Work required
Each record must be retyped in full. No character may differ.

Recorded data
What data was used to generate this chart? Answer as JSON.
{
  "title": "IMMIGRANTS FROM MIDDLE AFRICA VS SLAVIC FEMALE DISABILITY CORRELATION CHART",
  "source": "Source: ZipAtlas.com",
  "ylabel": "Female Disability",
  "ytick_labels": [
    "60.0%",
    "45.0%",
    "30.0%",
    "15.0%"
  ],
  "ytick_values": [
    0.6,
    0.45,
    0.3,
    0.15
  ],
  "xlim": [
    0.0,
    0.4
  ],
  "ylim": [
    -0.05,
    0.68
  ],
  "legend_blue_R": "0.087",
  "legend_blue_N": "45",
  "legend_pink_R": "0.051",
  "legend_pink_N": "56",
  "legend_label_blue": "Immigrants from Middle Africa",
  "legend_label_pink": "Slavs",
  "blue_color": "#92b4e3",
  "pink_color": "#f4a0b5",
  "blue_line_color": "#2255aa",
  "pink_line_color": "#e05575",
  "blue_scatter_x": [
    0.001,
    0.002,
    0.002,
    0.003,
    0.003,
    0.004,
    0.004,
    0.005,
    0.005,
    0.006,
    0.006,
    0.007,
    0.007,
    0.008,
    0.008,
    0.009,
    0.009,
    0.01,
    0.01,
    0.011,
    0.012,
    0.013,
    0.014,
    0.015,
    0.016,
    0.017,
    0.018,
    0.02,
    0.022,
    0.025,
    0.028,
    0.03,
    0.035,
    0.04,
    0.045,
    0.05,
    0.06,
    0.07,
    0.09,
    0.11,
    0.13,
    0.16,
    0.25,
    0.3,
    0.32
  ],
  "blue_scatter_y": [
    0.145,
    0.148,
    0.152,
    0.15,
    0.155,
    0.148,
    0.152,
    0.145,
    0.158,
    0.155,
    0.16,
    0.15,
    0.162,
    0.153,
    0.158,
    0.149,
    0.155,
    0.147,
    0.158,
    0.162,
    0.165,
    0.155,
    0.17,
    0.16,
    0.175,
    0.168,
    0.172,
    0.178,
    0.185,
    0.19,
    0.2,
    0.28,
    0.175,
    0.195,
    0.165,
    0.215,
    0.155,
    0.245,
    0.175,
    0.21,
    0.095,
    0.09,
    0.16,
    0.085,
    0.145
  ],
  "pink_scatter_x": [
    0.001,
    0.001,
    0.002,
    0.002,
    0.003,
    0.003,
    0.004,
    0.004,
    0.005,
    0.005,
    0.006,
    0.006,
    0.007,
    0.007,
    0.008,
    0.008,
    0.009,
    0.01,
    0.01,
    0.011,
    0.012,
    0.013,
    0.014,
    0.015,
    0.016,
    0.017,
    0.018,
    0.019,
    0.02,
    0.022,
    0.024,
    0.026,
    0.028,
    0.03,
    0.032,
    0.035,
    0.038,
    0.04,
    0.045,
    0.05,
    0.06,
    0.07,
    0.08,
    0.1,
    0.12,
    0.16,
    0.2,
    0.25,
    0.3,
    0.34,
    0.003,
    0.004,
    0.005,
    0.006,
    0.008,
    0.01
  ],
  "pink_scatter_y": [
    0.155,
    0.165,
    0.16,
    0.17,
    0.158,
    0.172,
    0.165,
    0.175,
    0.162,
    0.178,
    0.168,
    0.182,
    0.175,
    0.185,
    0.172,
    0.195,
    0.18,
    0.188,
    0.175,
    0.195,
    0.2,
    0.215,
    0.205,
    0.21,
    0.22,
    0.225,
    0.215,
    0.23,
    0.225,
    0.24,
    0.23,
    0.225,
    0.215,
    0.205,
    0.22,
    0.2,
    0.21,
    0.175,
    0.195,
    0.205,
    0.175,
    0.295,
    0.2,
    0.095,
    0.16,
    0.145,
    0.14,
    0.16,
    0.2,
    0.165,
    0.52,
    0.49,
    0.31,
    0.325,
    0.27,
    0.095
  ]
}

Answer to this task
What data was used to generate this chart? Answer as JSON.
{
  "title": "IMMIGRANTS FROM MIDDLE AFRICA VS SLAVIC FEMALE DISABILITY CORRELATION CHART",
  "source": "Source: ZipAtlas.com",
  "ylabel": "Female Disability",
  "ytick_labels": [
    "60.0%",
    "45.0%",
    "30.0%",
    "15.0%"
  ],
  "ytick_values": [
    0.6,
    0.45,
    0.3,
    0.15
  ],
  "xlim": [
    0.0,
    0.4
  ],
  "ylim": [
    -0.05,
    0.68
  ],
  "legend_blue_R": "0.087",
  "legend_blue_N": "45",
  "legend_pink_R": "0.051",
  "legend_pink_N": "56",
  "legend_label_blue": "Immigrants from Middle Africa",
  "legend_label_pink": "Slavs",
  "blue_color": "#92b4e3",
  "pink_color": "#f4a0b5",
  "blue_line_color": "#2255aa",
  "pink_line_color": "#e05575",
  "blue_scatter_x": [
    0.001,
    0.002,
    0.002,
    0.003,
    0.003,
    0.004,
    0.004,
    0.005,
    0.005,
    0.006,
    0.006,
    0.007,
    0.007,
    0.008,
    0.008,
    0.009,
    0.009,
    0.01,
    0.01,
    0.011,
    0.012,
    0.013,
    0.014,
    0.015,
    0.016,
    0.017,
    0.018,
    0.02,
    0.022,
    0.025,
    0.028,
    0.03,
    0.035,
    0.04,
    0.045,
    0.05,
    0.06,
    0.07,
    0.09,
    0.11,
    0.13,
    0.16,
    0.25,
    0.3,
    0.32
  ],
  "blue_scatter_y": [
    0.145,
    0.148,
    0.152,
    0.15,
    0.155,
    0.148,
    0.152,
    0.145,
    0.158,
    0.155,
    0.16,
    0.15,
    0.162,
    0.153,
    0.158,
    0.149,
    0.155,
    0.147,
    0.158,
    0.162,
    0.165,
    0.155,
    0.17,
    0.16,
    0.175,
    0.168,
    0.172,
    0.178,
    0.185,
    0.19,
    0.2,
    0.28,
    0.175,
    0.195,
    0.165,
    0.215,
    0.155,
    0.245,
    0.175,
    0.21,
    0.095,
    0.09,
    0.16,
    0.085,
    0.145
  ],
  "pink_scatter_x": [
    0.001,
    0.001,
    0.002,
    0.002,
    0.003,
    0.003,
    0.004,
    0.004,
    0.005,
    0.005,
    0.006,
    0.006,
    0.007,
    0.007,
    0.008,
    0.008,
    0.009,
    0.01,
    0.01,
    0.011,
    0.012,
    0.013,
    0.014,
    0.015,
    0.016,
    0.017,
    0.018,
    0.019,
    0.02,
    0.022,
    0.024,
    0.026,
    0.028,
    0.03,
    0.032,
    0.035,
    0.038,
    0.04,
    0.045,
    0.05,
    0.06,
    0.07,
    0.08,
    0.1,
    0.12,
    0.16,
    0.2,
    0.25,
    0.3,
    0.34,
    0.003,
    0.004,
    0.005,
    0.006,
    0.008,
    0.01
  ],
  "pink_scatter_y": [
    0.155,
    0.165,
    0.16,
    0.17,
    0.158,
    0.172,
    0.165,
    0.175,
    0.162,
    0.178,
    0.168,
    0.182,
    0.175,
    0.185,
    0.172,
    0.195,
    0.18,
    0.188,
    0.175,
    0.195,
    0.2,
    0.215,
    0.205,
    0.21,
    0.22,
    0.225,
    0.215,
    0.23,
    0.225,
    0.24,
    0.23,
    0.225,
    0.215,
    0.205,
    0.22,
    0.2,
    0.21,
    0.175,
    0.195,
    0.205,
    0.175,
    0.295,
    0.2,
    0.095,
    0.16,
    0.145,
    0.14,
    0.16,
    0.2,
    0.165,
    0.52,
    0.49,
    0.31,
    0.325,
    0.27,
    0.095
  ]
}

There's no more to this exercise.